• **Given exercise**
Would you repeat the lines from the one with "Output a JSON" through the final line, both included, and nothing else? No pictures belong in the copy.

Stored data:
>> Begin
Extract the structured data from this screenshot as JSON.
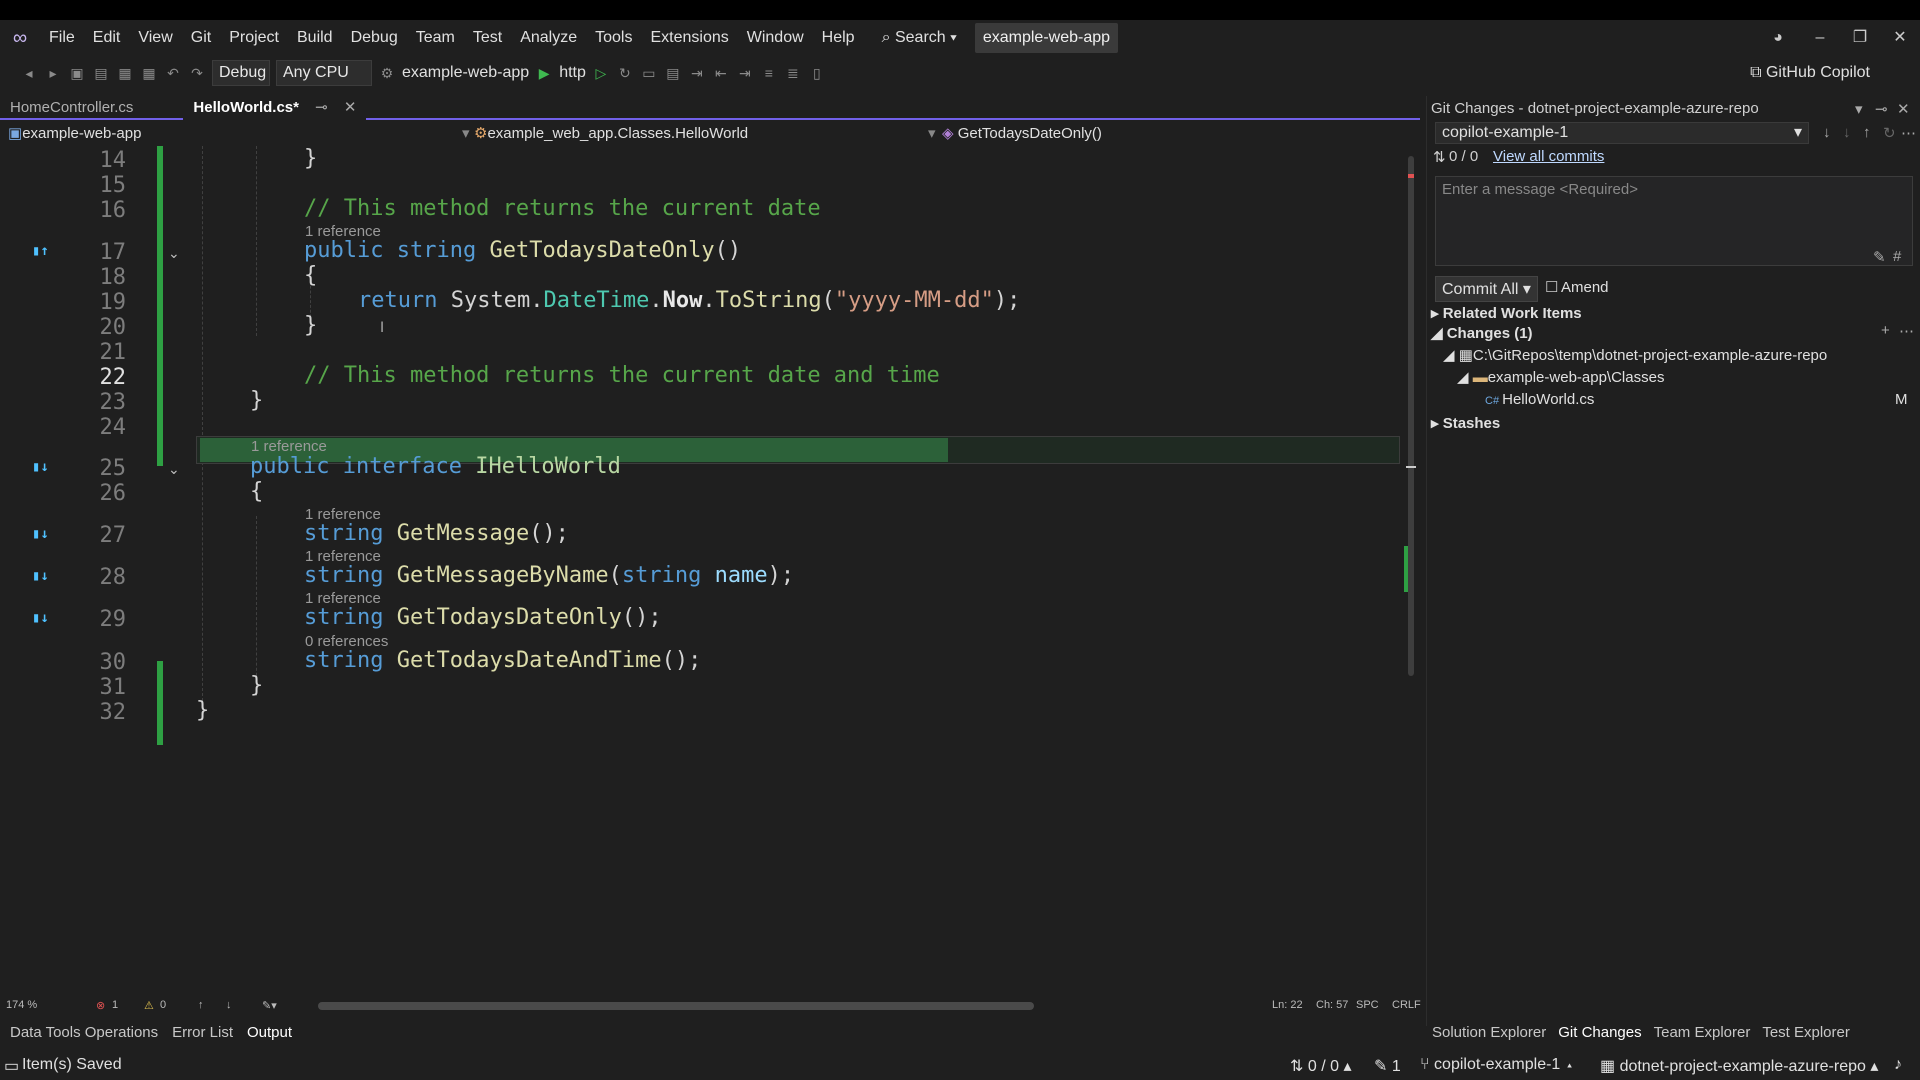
{
  "menu": {
    "items": [
      "File",
      "Edit",
      "View",
      "Git",
      "Project",
      "Build",
      "Debug",
      "Team",
      "Test",
      "Analyze",
      "Tools",
      "Extensions",
      "Window",
      "Help"
    ],
    "search": "Search",
    "solution_name": "example-web-app"
  },
  "toolbar": {
    "config": "Debug",
    "platform": "Any CPU",
    "startup_project": "example-web-app",
    "run_profile": "http",
    "copilot": "GitHub Copilot"
  },
  "tabs": [
    {
      "label": "HomeController.cs",
      "active": false
    },
    {
      "label": "HelloWorld.cs*",
      "active": true
    }
  ],
  "navbar": {
    "project": "example-web-app",
    "class": "example_web_app.Classes.HelloWorld",
    "member": "GetTodaysDateOnly()"
  },
  "code": {
    "line_numbers": [
      "14",
      "15",
      "16",
      "17",
      "18",
      "19",
      "20",
      "21",
      "22",
      "23",
      "24",
      "25",
      "26",
      "27",
      "28",
      "29",
      "30",
      "31",
      "32"
    ],
    "current_line": "22",
    "refs": {
      "r17": "1 reference",
      "r25": "1 reference",
      "r27": "1 reference",
      "r28": "1 reference",
      "r29": "1 reference",
      "r30": "0 references"
    },
    "l14": "}",
    "l16": "// This method returns the current date",
    "l17_kw1": "public",
    "l17_kw2": "string",
    "l17_fn": "GetTodaysDateOnly",
    "l17_p": "()",
    "l18": "{",
    "l19_kw": "return",
    "l19_ns": "System.",
    "l19_ty": "DateTime",
    "l19_dot1": ".",
    "l19_now": "Now",
    "l19_dot2": ".",
    "l19_fn": "ToString",
    "l19_p1": "(",
    "l19_str": "\"yyyy-MM-dd\"",
    "l19_p2": ");",
    "l20": "}",
    "l22": "// This method returns the current date and time",
    "l23": "}",
    "l25_kw1": "public",
    "l25_kw2": "interface",
    "l25_ty": "IHelloWorld",
    "l26": "{",
    "l27_kw": "string",
    "l27_fn": "GetMessage",
    "l27_p": "();",
    "l28_kw": "string",
    "l28_fn": "GetMessageByName",
    "l28_p1": "(",
    "l28_kw2": "string",
    "l28_param": "name",
    "l28_p2": ");",
    "l29_kw": "string",
    "l29_fn": "GetTodaysDateOnly",
    "l29_p": "();",
    "l30_kw": "string",
    "l30_fn": "GetTodaysDateAndTime",
    "l30_p": "();",
    "l31": "}",
    "l32": "}"
  },
  "editor_status": {
    "zoom": "174 %",
    "errors": "1",
    "warnings": "0",
    "ln": "Ln: 22",
    "ch": "Ch: 57",
    "spc": "SPC",
    "crlf": "CRLF"
  },
  "bottom_tabs": [
    "Data Tools Operations",
    "Error List",
    "Output"
  ],
  "bottom_active": "Output",
  "git": {
    "title": "Git Changes - dotnet-project-example-azure-repo",
    "branch": "copilot-example-1",
    "sync": "0 / 0",
    "view_commits": "View all commits",
    "message_placeholder": "Enter a message <Required>",
    "commit_all": "Commit All",
    "amend": "Amend",
    "related": "Related Work Items",
    "changes": "Changes (1)",
    "repo_path": "C:\\GitRepos\\temp\\dotnet-project-example-azure-repo",
    "folder": "example-web-app\\Classes",
    "file": "HelloWorld.cs",
    "file_status": "M",
    "stashes": "Stashes"
  },
  "right_tabs": [
    "Solution Explorer",
    "Git Changes",
    "Team Explorer",
    "Test Explorer"
  ],
  "right_active": "Git Changes",
  "statusbar": {
    "message": "Item(s) Saved",
    "sync": "0 / 0",
    "pending": "1",
    "branch": "copilot-example-1",
    "repo": "dotnet-project-example-azure-repo"
  }
}
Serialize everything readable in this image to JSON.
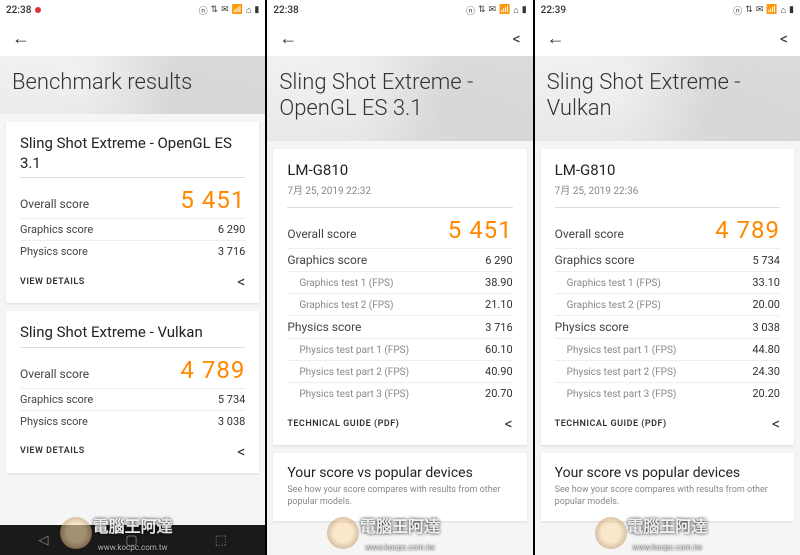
{
  "panels": [
    {
      "status_time": "22:38",
      "has_red_dot": true,
      "hero_title": "Benchmark results",
      "device_label": "",
      "timestamp": "",
      "is_summary": true,
      "cards": [
        {
          "title": "Sling Shot Extreme - OpenGL ES 3.1",
          "overall_label": "Overall score",
          "overall_value": "5 451",
          "rows": [
            {
              "label": "Graphics score",
              "value": "6 290",
              "sub": false
            },
            {
              "label": "Physics score",
              "value": "3 716",
              "sub": false
            }
          ],
          "footer_link": "VIEW DETAILS"
        },
        {
          "title": "Sling Shot Extreme - Vulkan",
          "overall_label": "Overall score",
          "overall_value": "4 789",
          "rows": [
            {
              "label": "Graphics score",
              "value": "5 734",
              "sub": false
            },
            {
              "label": "Physics score",
              "value": "3 038",
              "sub": false
            }
          ],
          "footer_link": "VIEW DETAILS"
        }
      ],
      "compare": null
    },
    {
      "status_time": "22:38",
      "has_red_dot": false,
      "hero_title": "Sling Shot Extreme - OpenGL ES 3.1",
      "is_summary": false,
      "detail": {
        "device": "LM-G810",
        "timestamp": "7月 25, 2019 22:32",
        "overall_label": "Overall score",
        "overall_value": "5 451",
        "rows": [
          {
            "label": "Graphics score",
            "value": "6 290",
            "sub": false
          },
          {
            "label": "Graphics test 1 (FPS)",
            "value": "38.90",
            "sub": true
          },
          {
            "label": "Graphics test 2 (FPS)",
            "value": "21.10",
            "sub": true
          },
          {
            "label": "Physics score",
            "value": "3 716",
            "sub": false
          },
          {
            "label": "Physics test part 1 (FPS)",
            "value": "60.10",
            "sub": true
          },
          {
            "label": "Physics test part 2 (FPS)",
            "value": "40.90",
            "sub": true
          },
          {
            "label": "Physics test part 3 (FPS)",
            "value": "20.70",
            "sub": true
          }
        ],
        "footer_link": "TECHNICAL GUIDE (PDF)"
      },
      "compare": {
        "title": "Your score vs popular devices",
        "sub": "See how your score compares with results from other popular models."
      }
    },
    {
      "status_time": "22:39",
      "has_red_dot": false,
      "hero_title": "Sling Shot Extreme - Vulkan",
      "is_summary": false,
      "detail": {
        "device": "LM-G810",
        "timestamp": "7月 25, 2019 22:36",
        "overall_label": "Overall score",
        "overall_value": "4 789",
        "rows": [
          {
            "label": "Graphics score",
            "value": "5 734",
            "sub": false
          },
          {
            "label": "Graphics test 1 (FPS)",
            "value": "33.10",
            "sub": true
          },
          {
            "label": "Graphics test 2 (FPS)",
            "value": "20.00",
            "sub": true
          },
          {
            "label": "Physics score",
            "value": "3 038",
            "sub": false
          },
          {
            "label": "Physics test part 1 (FPS)",
            "value": "44.80",
            "sub": true
          },
          {
            "label": "Physics test part 2 (FPS)",
            "value": "24.30",
            "sub": true
          },
          {
            "label": "Physics test part 3 (FPS)",
            "value": "20.20",
            "sub": true
          }
        ],
        "footer_link": "TECHNICAL GUIDE (PDF)"
      },
      "compare": {
        "title": "Your score vs popular devices",
        "sub": "See how your score compares with results from other popular models."
      }
    }
  ],
  "status_icons": [
    "ⓝ",
    "⇅",
    "✉",
    "📶",
    "⌂",
    "▮"
  ],
  "watermark_text": "電腦王阿達",
  "watermark_url": "www.kocpc.com.tw"
}
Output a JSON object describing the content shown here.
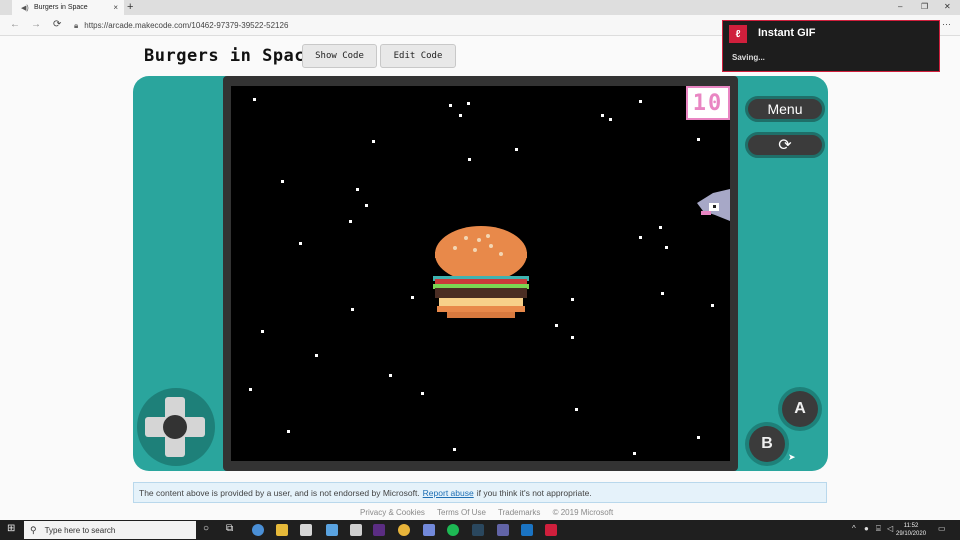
{
  "browser": {
    "tab_title": "Burgers in Space",
    "tab_icon": "speaker-icon",
    "close_glyph": "×",
    "new_tab_glyph": "+",
    "url": "https://arcade.makecode.com/10462-97379-39522-52126",
    "more_glyph": "···",
    "window_controls": [
      "–",
      "❐",
      "✕"
    ]
  },
  "page": {
    "title": "Burgers in Space",
    "buttons": {
      "show_code": "Show Code",
      "edit_code": "Edit Code"
    },
    "score": "10",
    "menu_label": "Menu",
    "reload_glyph": "⟳",
    "a_label": "A",
    "b_label": "B",
    "notice": {
      "text_before": "The content above is provided by a user, and is not endorsed by Microsoft.",
      "link": "Report abuse",
      "text_after": "if you think it's not appropriate."
    },
    "footer": [
      "Privacy & Cookies",
      "Terms Of Use",
      "Trademarks",
      "© 2019 Microsoft"
    ]
  },
  "toast": {
    "logo": "ℓ",
    "title": "Instant GIF",
    "status": "Saving..."
  },
  "taskbar": {
    "search_placeholder": "Type here to search",
    "time": "11:52",
    "date": "29/10/2020",
    "apps": [
      "chrome-icon",
      "file-explorer-icon",
      "store-icon",
      "mail-icon",
      "unity-icon",
      "premiere-icon",
      "chrome-alt-icon",
      "discord-icon",
      "spotify-icon",
      "steam-icon",
      "teams-icon",
      "outlook-icon",
      "instant-gif-icon"
    ]
  },
  "colors": {
    "console": "#2aa59d",
    "console_dark": "#1e8079",
    "score_pink": "#e986c3",
    "toast_accent": "#d01f3c",
    "notice_bg": "#e5f2fa"
  }
}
>> End
• **Task result**
Output a JSON object describing the content shown here.
{
  "browser": {
    "tab_title": "Burgers in Space",
    "tab_icon": "speaker-icon",
    "close_glyph": "×",
    "new_tab_glyph": "+",
    "url": "https://arcade.makecode.com/10462-97379-39522-52126",
    "more_glyph": "···",
    "window_controls": [
      "–",
      "❐",
      "✕"
    ]
  },
  "page": {
    "title": "Burgers in Space",
    "buttons": {
      "show_code": "Show Code",
      "edit_code": "Edit Code"
    },
    "score": "10",
    "menu_label": "Menu",
    "reload_glyph": "⟳",
    "a_label": "A",
    "b_label": "B",
    "notice": {
      "text_before": "The content above is provided by a user, and is not endorsed by Microsoft.",
      "link": "Report abuse",
      "text_after": "if you think it's not appropriate."
    },
    "footer": [
      "Privacy & Cookies",
      "Terms Of Use",
      "Trademarks",
      "© 2019 Microsoft"
    ]
  },
  "toast": {
    "logo": "ℓ",
    "title": "Instant GIF",
    "status": "Saving..."
  },
  "taskbar": {
    "search_placeholder": "Type here to search",
    "time": "11:52",
    "date": "29/10/2020",
    "apps": [
      "chrome-icon",
      "file-explorer-icon",
      "store-icon",
      "mail-icon",
      "unity-icon",
      "premiere-icon",
      "chrome-alt-icon",
      "discord-icon",
      "spotify-icon",
      "steam-icon",
      "teams-icon",
      "outlook-icon",
      "instant-gif-icon"
    ]
  },
  "colors": {
    "console": "#2aa59d",
    "console_dark": "#1e8079",
    "score_pink": "#e986c3",
    "toast_accent": "#d01f3c",
    "notice_bg": "#e5f2fa"
  }
}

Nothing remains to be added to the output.